**Problem**
Pull each line with the string "tjänande" from the entries.

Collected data
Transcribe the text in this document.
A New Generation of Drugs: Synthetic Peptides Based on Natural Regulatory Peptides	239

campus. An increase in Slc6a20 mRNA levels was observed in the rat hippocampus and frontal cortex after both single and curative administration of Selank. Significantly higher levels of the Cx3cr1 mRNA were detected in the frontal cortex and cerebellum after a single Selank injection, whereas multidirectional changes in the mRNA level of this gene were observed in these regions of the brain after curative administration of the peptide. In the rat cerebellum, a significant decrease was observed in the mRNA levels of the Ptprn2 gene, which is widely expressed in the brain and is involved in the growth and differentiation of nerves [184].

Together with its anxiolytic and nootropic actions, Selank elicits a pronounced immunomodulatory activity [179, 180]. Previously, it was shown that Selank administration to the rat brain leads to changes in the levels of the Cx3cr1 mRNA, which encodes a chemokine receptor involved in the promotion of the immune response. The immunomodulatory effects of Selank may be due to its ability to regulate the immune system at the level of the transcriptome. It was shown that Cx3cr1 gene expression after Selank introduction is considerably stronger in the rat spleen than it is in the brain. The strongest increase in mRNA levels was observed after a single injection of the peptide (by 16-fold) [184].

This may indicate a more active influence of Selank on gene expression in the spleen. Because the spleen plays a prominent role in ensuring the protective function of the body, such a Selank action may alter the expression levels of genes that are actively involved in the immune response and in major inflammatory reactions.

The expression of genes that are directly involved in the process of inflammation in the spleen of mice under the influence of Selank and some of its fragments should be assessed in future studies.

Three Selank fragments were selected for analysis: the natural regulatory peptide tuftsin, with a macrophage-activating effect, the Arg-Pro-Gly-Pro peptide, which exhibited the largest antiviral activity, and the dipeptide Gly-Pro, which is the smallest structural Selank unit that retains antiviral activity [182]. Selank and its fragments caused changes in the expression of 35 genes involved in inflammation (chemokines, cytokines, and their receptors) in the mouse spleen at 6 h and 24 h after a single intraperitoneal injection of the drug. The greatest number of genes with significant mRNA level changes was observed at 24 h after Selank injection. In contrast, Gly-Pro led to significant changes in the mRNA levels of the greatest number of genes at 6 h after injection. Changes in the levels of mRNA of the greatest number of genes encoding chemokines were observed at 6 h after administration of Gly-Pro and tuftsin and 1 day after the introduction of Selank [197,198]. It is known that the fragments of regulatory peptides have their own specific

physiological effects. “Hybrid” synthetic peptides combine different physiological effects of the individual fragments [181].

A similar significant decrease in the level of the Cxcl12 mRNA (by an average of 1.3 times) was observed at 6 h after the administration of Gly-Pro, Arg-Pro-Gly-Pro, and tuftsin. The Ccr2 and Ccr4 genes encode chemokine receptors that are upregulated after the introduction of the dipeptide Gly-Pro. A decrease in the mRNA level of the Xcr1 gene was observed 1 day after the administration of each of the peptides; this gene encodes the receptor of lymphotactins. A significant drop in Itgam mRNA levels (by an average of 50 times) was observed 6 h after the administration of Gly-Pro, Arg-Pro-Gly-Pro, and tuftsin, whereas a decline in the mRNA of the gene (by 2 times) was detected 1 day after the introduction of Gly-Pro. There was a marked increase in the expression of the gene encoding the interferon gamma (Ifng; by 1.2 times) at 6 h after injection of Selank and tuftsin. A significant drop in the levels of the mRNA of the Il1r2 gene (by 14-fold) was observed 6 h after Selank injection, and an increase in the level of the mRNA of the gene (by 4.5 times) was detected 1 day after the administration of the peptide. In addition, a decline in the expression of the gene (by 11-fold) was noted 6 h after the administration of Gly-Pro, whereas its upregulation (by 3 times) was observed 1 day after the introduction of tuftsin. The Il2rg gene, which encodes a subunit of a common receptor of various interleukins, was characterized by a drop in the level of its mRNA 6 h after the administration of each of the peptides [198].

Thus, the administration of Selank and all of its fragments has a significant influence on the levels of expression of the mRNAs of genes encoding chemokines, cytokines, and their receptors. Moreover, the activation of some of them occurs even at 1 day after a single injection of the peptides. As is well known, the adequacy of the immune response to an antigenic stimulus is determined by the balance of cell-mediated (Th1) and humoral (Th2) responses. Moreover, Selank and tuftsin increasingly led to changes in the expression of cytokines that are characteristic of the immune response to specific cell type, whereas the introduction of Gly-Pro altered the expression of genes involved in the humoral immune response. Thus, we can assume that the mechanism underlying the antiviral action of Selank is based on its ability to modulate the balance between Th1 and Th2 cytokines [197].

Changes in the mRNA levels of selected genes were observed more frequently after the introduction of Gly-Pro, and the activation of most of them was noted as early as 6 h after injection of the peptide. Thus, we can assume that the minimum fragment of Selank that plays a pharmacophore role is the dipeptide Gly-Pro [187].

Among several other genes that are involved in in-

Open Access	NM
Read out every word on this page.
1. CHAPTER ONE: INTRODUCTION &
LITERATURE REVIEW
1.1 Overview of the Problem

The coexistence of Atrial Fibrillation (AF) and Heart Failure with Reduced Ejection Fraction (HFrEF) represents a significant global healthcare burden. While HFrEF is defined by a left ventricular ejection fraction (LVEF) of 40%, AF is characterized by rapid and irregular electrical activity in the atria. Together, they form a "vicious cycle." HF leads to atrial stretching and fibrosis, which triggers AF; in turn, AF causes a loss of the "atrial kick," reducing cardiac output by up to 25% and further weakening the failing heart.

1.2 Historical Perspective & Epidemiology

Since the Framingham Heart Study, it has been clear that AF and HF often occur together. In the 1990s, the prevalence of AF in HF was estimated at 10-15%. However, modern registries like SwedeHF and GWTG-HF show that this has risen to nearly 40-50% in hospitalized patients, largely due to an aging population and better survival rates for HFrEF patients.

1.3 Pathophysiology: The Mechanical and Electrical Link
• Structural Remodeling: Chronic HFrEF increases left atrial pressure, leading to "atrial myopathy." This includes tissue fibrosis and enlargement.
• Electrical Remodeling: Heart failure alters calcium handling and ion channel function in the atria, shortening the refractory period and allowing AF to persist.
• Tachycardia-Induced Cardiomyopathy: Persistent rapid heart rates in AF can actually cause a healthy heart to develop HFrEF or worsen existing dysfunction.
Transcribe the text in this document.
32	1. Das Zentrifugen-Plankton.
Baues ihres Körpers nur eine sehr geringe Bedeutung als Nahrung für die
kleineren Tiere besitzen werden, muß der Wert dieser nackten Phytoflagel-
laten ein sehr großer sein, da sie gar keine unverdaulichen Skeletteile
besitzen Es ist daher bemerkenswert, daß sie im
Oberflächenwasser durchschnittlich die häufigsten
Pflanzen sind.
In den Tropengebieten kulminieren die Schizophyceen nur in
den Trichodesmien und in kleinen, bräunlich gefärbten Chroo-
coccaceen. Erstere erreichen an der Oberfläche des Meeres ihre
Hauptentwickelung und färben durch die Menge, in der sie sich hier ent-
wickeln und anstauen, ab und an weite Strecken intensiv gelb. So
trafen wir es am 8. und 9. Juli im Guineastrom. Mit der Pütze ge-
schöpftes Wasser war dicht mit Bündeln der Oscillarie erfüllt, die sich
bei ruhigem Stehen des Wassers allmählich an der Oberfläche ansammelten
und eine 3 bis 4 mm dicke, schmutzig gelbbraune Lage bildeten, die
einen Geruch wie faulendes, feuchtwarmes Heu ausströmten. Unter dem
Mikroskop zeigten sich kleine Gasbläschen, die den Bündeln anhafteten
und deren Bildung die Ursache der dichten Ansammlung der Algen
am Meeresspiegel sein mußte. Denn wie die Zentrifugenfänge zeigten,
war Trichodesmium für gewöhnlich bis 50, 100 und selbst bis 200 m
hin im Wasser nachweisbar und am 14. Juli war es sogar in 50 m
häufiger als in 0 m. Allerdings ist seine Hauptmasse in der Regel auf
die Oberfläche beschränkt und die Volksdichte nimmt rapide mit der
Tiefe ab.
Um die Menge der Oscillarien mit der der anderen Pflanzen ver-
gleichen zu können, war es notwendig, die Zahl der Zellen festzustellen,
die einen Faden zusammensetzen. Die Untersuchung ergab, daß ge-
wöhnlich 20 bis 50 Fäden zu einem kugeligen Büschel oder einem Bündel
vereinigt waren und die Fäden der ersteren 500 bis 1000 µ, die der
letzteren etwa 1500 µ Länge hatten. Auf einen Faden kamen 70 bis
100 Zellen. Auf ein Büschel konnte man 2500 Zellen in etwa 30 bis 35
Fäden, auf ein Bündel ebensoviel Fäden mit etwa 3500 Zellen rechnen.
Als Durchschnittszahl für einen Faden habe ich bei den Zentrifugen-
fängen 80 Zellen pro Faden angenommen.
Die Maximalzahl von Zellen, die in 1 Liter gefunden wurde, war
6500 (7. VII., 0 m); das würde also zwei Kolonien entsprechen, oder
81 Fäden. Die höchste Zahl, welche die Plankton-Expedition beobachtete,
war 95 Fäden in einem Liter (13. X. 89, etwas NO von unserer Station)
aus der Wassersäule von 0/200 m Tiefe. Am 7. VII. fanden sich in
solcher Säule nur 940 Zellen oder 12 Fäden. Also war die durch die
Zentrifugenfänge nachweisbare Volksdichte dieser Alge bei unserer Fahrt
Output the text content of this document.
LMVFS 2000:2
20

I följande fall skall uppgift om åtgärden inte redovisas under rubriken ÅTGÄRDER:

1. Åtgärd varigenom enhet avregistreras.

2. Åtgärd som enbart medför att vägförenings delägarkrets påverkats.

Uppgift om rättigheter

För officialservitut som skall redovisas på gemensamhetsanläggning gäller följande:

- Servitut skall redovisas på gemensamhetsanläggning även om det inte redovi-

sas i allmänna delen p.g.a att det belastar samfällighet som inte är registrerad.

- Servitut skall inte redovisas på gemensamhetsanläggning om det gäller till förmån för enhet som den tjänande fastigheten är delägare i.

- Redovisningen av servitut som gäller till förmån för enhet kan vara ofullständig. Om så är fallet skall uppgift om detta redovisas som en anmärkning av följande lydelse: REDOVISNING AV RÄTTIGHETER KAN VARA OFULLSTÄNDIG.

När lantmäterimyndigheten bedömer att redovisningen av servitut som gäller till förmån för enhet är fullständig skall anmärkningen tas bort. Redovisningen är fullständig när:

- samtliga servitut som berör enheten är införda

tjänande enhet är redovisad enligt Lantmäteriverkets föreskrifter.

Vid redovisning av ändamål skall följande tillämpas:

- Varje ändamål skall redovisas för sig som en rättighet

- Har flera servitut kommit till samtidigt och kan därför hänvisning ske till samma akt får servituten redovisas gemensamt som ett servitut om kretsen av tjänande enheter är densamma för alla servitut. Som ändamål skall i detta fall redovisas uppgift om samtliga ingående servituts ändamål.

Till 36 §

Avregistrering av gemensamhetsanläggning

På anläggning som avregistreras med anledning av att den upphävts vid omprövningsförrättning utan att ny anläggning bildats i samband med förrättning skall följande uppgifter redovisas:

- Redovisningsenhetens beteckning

**Your response**
- Servitut skall inte redovisas på gemensamhetsanläggning om det gäller till förmån för enhet som den tjänande fastigheten är delägare i.
tjänande enhet är redovisad enligt Lantmäteriverkets föreskrifter.
- Har flera servitut kommit till samtidigt och kan därför hänvisning ske till samma akt får servituten redovisas gemensamt som ett servitut om kretsen av tjänande enheter är densamma för alla servitut. Som ändamål skall i detta fall redovisas uppgift om samtliga ingående servituts ändamål.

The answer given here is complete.